Every line of the listing must be reproduced as it stands. Leave the images behind.

Working data -
════════════════

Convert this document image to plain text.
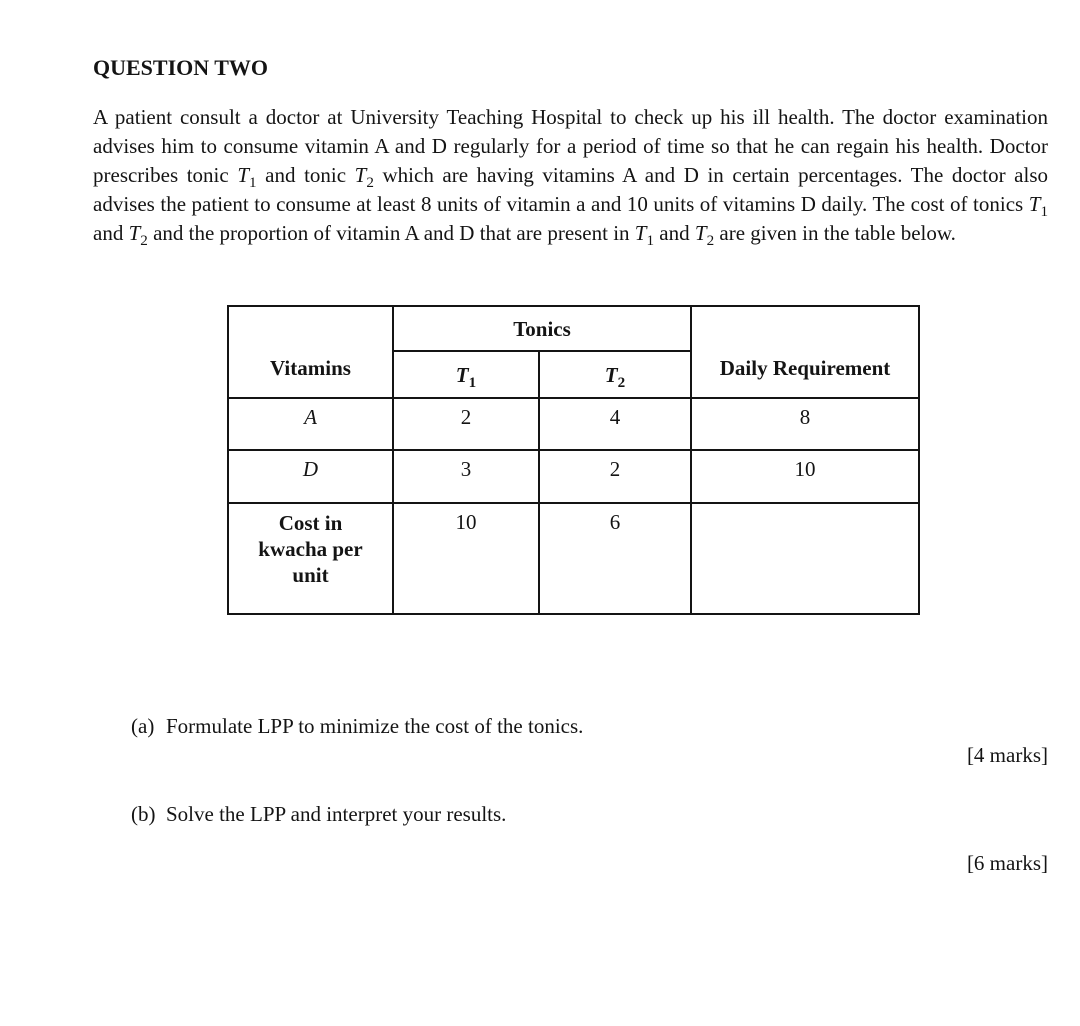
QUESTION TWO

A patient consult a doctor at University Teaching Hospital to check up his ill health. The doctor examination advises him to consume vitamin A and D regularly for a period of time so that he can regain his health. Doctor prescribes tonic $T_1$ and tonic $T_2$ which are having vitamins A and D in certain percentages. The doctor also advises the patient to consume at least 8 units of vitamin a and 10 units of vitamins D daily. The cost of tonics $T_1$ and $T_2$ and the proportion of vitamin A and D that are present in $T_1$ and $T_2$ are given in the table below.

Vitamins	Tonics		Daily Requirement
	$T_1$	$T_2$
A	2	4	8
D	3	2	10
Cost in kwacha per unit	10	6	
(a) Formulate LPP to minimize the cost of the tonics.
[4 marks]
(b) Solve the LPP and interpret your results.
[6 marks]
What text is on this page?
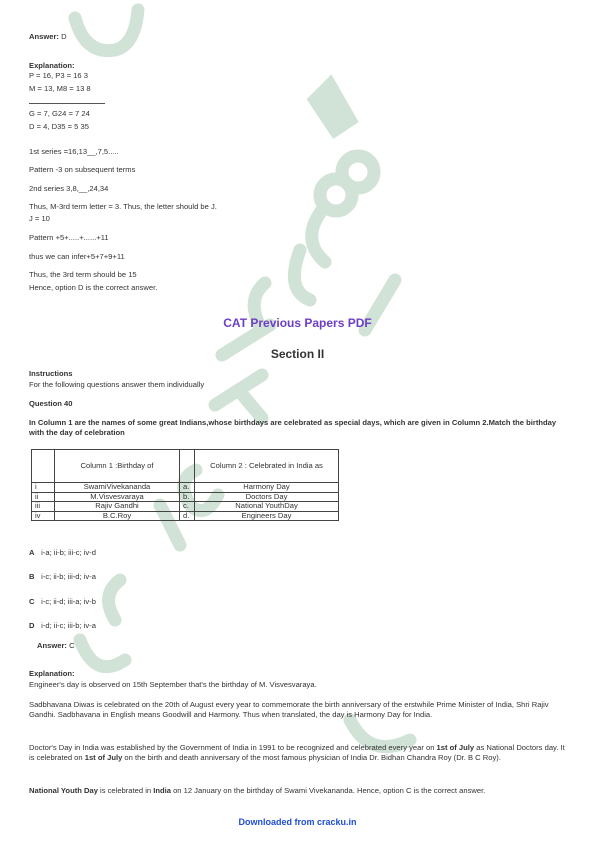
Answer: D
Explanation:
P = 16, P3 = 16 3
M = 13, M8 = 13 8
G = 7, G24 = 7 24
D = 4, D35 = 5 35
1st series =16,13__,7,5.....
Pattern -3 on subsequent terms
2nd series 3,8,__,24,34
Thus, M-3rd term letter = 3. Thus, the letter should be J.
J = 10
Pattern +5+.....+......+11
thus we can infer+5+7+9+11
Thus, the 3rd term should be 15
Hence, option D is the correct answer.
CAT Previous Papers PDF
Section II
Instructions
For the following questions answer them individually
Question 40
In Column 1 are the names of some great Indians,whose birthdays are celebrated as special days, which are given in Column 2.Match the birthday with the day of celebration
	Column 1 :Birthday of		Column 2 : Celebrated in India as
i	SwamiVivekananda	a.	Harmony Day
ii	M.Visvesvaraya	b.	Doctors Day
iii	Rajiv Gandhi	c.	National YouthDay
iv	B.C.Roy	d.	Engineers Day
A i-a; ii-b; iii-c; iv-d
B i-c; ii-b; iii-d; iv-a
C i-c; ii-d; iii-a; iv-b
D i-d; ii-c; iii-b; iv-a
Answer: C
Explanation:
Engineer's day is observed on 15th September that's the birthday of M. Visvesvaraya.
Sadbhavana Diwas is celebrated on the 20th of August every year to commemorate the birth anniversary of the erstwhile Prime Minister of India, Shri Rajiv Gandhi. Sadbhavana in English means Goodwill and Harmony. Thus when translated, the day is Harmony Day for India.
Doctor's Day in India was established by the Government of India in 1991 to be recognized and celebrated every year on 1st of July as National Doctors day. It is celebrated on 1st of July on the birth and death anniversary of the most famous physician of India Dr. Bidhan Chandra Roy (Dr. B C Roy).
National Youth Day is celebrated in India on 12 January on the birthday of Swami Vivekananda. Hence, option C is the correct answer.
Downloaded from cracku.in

════════════════

Response -
Convert this document image to plain text.
QUESTION TWO

A patient consult a doctor at University Teaching Hospital to check up his ill health. The doctor examination advises him to consume vitamin A and D regularly for a period of time so that he can regain his health. Doctor prescribes tonic $T_1$ and tonic $T_2$ which are having vitamins A and D in certain percentages. The doctor also advises the patient to consume at least 8 units of vitamin a and 10 units of vitamins D daily. The cost of tonics $T_1$ and $T_2$ and the proportion of vitamin A and D that are present in $T_1$ and $T_2$ are given in the table below.

Vitamins	Tonics		Daily Requirement
	$T_1$	$T_2$
A	2	4	8
D	3	2	10
Cost in kwacha per unit	10	6	
(a) Formulate LPP to minimize the cost of the tonics.
[4 marks]
(b) Solve the LPP and interpret your results.
[6 marks]
What text is on this page?
Answer: D
Explanation:
P = 16, P3 = 16 3
M = 13, M8 = 13 8
G = 7, G24 = 7 24
D = 4, D35 = 5 35
1st series =16,13__,7,5.....
Pattern -3 on subsequent terms
2nd series 3,8,__,24,34
Thus, M-3rd term letter = 3. Thus, the letter should be J.
J = 10
Pattern +5+.....+......+11
thus we can infer+5+7+9+11
Thus, the 3rd term should be 15
Hence, option D is the correct answer.
CAT Previous Papers PDF
Section II
Instructions
For the following questions answer them individually
Question 40
In Column 1 are the names of some great Indians,whose birthdays are celebrated as special days, which are given in Column 2.Match the birthday with the day of celebration
	Column 1 :Birthday of		Column 2 : Celebrated in India as
i	SwamiVivekananda	a.	Harmony Day
ii	M.Visvesvaraya	b.	Doctors Day
iii	Rajiv Gandhi	c.	National YouthDay
iv	B.C.Roy	d.	Engineers Day
A i-a; ii-b; iii-c; iv-d
B i-c; ii-b; iii-d; iv-a
C i-c; ii-d; iii-a; iv-b
D i-d; ii-c; iii-b; iv-a
Answer: C
Explanation:
Engineer's day is observed on 15th September that's the birthday of M. Visvesvaraya.
Sadbhavana Diwas is celebrated on the 20th of August every year to commemorate the birth anniversary of the erstwhile Prime Minister of India, Shri Rajiv Gandhi. Sadbhavana in English means Goodwill and Harmony. Thus when translated, the day is Harmony Day for India.
Doctor's Day in India was established by the Government of India in 1991 to be recognized and celebrated every year on 1st of July as National Doctors day. It is celebrated on 1st of July on the birth and death anniversary of the most famous physician of India Dr. Bidhan Chandra Roy (Dr. B C Roy).
National Youth Day is celebrated in India on 12 January on the birthday of Swami Vivekananda. Hence, option C is the correct answer.
Downloaded from cracku.in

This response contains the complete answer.